* **Exercise task**
Below are records to be output exactly, every one of them.

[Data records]
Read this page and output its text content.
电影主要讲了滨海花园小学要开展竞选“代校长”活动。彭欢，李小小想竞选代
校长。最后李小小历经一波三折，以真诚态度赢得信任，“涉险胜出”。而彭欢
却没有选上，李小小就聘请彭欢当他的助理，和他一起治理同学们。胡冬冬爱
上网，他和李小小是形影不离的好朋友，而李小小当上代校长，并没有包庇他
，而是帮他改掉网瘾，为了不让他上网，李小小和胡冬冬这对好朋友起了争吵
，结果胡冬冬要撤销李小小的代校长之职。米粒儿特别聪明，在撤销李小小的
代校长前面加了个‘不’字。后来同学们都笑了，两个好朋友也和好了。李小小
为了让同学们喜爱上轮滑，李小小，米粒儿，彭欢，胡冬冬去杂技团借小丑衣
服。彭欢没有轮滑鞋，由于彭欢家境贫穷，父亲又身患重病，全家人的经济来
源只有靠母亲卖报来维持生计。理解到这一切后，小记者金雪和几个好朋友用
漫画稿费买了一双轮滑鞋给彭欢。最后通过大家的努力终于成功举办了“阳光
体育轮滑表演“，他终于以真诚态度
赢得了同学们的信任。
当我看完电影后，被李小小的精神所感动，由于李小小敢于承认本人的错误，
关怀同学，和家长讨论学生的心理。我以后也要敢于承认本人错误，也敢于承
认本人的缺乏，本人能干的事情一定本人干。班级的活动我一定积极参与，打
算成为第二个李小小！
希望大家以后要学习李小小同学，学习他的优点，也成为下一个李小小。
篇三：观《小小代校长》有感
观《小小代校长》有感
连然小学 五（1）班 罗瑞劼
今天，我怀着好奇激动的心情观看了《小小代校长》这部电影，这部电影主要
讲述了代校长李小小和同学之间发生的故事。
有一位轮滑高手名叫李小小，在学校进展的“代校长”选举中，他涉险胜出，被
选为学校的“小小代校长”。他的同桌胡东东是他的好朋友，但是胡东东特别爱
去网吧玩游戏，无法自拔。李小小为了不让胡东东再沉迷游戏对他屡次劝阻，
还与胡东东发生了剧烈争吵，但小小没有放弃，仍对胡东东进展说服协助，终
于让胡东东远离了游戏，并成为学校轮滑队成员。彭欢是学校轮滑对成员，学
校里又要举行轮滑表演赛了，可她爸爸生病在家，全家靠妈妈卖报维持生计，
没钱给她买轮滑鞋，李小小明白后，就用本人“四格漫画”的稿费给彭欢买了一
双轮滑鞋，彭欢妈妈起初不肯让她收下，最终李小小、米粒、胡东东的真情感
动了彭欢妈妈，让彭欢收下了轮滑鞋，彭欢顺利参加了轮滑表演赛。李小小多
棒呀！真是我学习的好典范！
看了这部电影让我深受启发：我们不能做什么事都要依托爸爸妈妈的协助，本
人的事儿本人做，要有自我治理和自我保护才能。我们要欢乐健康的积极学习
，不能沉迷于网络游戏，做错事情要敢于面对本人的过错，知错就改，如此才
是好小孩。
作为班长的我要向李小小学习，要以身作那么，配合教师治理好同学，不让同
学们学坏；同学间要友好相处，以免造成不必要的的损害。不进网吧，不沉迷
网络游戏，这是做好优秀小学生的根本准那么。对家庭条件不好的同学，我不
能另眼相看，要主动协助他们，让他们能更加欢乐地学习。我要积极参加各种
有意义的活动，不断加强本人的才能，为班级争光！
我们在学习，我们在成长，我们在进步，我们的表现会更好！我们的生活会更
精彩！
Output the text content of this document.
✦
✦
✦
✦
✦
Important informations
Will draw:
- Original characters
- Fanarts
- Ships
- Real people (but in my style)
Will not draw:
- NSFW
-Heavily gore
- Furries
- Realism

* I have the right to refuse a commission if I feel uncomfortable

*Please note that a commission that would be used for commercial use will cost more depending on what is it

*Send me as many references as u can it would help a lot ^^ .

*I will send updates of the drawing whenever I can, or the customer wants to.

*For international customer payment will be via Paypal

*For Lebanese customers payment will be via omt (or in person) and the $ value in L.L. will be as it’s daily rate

* **Exercise response**
Read this page and output its text content.
电影主要讲了滨海花园小学要开展竞选“代校长”活动。彭欢，李小小想竞选代
校长。最后李小小历经一波三折，以真诚态度赢得信任，“涉险胜出”。而彭欢
却没有选上，李小小就聘请彭欢当他的助理，和他一起治理同学们。胡冬冬爱
上网，他和李小小是形影不离的好朋友，而李小小当上代校长，并没有包庇他
，而是帮他改掉网瘾，为了不让他上网，李小小和胡冬冬这对好朋友起了争吵
，结果胡冬冬要撤销李小小的代校长之职。米粒儿特别聪明，在撤销李小小的
代校长前面加了个‘不’字。后来同学们都笑了，两个好朋友也和好了。李小小
为了让同学们喜爱上轮滑，李小小，米粒儿，彭欢，胡冬冬去杂技团借小丑衣
服。彭欢没有轮滑鞋，由于彭欢家境贫穷，父亲又身患重病，全家人的经济来
源只有靠母亲卖报来维持生计。理解到这一切后，小记者金雪和几个好朋友用
漫画稿费买了一双轮滑鞋给彭欢。最后通过大家的努力终于成功举办了“阳光
体育轮滑表演“，他终于以真诚态度
赢得了同学们的信任。
当我看完电影后，被李小小的精神所感动，由于李小小敢于承认本人的错误，
关怀同学，和家长讨论学生的心理。我以后也要敢于承认本人错误，也敢于承
认本人的缺乏，本人能干的事情一定本人干。班级的活动我一定积极参与，打
算成为第二个李小小！
希望大家以后要学习李小小同学，学习他的优点，也成为下一个李小小。
篇三：观《小小代校长》有感
观《小小代校长》有感
连然小学 五（1）班 罗瑞劼
今天，我怀着好奇激动的心情观看了《小小代校长》这部电影，这部电影主要
讲述了代校长李小小和同学之间发生的故事。
有一位轮滑高手名叫李小小，在学校进展的“代校长”选举中，他涉险胜出，被
选为学校的“小小代校长”。他的同桌胡东东是他的好朋友，但是胡东东特别爱
去网吧玩游戏，无法自拔。李小小为了不让胡东东再沉迷游戏对他屡次劝阻，
还与胡东东发生了剧烈争吵，但小小没有放弃，仍对胡东东进展说服协助，终
于让胡东东远离了游戏，并成为学校轮滑队成员。彭欢是学校轮滑对成员，学
校里又要举行轮滑表演赛了，可她爸爸生病在家，全家靠妈妈卖报维持生计，
没钱给她买轮滑鞋，李小小明白后，就用本人“四格漫画”的稿费给彭欢买了一
双轮滑鞋，彭欢妈妈起初不肯让她收下，最终李小小、米粒、胡东东的真情感
动了彭欢妈妈，让彭欢收下了轮滑鞋，彭欢顺利参加了轮滑表演赛。李小小多
棒呀！真是我学习的好典范！
看了这部电影让我深受启发：我们不能做什么事都要依托爸爸妈妈的协助，本
人的事儿本人做，要有自我治理和自我保护才能。我们要欢乐健康的积极学习
，不能沉迷于网络游戏，做错事情要敢于面对本人的过错，知错就改，如此才
是好小孩。
作为班长的我要向李小小学习，要以身作那么，配合教师治理好同学，不让同
学们学坏；同学间要友好相处，以免造成不必要的的损害。不进网吧，不沉迷
网络游戏，这是做好优秀小学生的根本准那么。对家庭条件不好的同学，我不
能另眼相看，要主动协助他们，让他们能更加欢乐地学习。我要积极参加各种
有意义的活动，不断加强本人的才能，为班级争光！
我们在学习，我们在成长，我们在进步，我们的表现会更好！我们的生活会更
精彩！
Output the text content of this document.
✦
✦
✦
✦
✦
Important informations
Will draw:
- Original characters
- Fanarts
- Ships
- Real people (but in my style)
Will not draw:
- NSFW
-Heavily gore
- Furries
- Realism

* I have the right to refuse a commission if I feel uncomfortable

*Please note that a commission that would be used for commercial use will cost more depending on what is it

*Send me as many references as u can it would help a lot ^^ .

*I will send updates of the drawing whenever I can, or the customer wants to.

*For international customer payment will be via Paypal

*For Lebanese customers payment will be via omt (or in person) and the $ value in L.L. will be as it’s daily rate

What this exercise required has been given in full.